Lines containing the string "head" are to be counted; report the number and nothing more.
--- begin ---
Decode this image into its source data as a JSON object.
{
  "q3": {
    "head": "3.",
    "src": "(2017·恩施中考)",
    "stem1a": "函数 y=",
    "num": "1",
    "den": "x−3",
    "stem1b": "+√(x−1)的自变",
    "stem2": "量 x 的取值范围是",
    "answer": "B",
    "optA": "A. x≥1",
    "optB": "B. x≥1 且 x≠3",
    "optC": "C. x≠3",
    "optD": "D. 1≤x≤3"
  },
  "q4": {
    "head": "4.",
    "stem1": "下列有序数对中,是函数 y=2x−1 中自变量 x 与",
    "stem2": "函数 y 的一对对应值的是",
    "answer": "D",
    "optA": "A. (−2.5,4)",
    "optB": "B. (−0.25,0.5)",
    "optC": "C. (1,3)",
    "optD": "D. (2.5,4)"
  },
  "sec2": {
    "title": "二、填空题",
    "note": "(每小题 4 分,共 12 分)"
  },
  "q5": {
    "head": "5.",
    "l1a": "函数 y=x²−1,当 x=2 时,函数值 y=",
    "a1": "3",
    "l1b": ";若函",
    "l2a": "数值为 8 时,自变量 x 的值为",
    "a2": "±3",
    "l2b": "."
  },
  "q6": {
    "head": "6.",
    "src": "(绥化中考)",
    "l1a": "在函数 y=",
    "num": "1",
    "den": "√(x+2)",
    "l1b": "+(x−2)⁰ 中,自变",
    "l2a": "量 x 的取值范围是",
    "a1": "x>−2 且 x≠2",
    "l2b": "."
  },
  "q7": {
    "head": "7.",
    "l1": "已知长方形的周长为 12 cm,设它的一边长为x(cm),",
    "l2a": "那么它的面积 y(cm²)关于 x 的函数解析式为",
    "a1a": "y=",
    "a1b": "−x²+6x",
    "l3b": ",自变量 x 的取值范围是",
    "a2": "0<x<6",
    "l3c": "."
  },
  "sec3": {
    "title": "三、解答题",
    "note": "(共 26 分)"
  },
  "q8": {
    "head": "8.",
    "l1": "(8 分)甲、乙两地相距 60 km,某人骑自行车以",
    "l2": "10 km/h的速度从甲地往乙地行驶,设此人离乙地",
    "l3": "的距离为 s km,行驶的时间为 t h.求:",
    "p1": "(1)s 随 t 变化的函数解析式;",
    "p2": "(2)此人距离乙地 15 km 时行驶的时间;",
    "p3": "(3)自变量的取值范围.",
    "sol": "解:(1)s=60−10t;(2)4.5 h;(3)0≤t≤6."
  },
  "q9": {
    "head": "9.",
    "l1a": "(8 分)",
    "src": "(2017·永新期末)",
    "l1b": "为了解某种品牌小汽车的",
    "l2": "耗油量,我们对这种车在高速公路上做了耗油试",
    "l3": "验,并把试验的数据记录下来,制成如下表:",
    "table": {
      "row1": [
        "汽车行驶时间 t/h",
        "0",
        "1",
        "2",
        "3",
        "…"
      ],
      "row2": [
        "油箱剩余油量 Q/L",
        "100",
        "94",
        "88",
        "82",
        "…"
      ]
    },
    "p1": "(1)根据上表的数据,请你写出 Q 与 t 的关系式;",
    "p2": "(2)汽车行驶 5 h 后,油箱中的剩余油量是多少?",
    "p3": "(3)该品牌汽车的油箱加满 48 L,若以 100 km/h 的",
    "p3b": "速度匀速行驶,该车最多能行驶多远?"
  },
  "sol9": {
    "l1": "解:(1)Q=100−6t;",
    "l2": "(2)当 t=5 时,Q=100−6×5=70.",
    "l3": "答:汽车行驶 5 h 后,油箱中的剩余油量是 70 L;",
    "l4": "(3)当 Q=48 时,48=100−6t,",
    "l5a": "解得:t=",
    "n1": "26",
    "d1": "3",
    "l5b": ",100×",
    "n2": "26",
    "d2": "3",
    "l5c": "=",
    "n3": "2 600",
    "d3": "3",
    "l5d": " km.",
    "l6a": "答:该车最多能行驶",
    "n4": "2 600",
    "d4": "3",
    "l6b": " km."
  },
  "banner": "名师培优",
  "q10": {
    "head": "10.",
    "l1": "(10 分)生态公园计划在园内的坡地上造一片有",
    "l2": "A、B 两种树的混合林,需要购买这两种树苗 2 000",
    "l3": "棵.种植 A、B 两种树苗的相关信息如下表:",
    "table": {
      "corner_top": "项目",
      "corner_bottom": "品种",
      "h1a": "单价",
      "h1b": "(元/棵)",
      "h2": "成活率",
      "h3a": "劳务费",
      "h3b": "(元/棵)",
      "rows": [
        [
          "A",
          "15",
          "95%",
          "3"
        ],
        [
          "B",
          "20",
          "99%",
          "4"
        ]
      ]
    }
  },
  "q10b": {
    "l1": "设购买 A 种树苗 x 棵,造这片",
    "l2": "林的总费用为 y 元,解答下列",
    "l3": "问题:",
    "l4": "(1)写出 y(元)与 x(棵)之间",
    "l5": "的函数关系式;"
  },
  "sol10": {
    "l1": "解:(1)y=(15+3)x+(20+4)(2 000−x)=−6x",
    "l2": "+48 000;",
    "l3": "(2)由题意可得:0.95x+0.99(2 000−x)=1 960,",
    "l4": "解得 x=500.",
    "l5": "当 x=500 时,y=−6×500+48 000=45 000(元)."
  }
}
--- end ---
| Solved problem |
8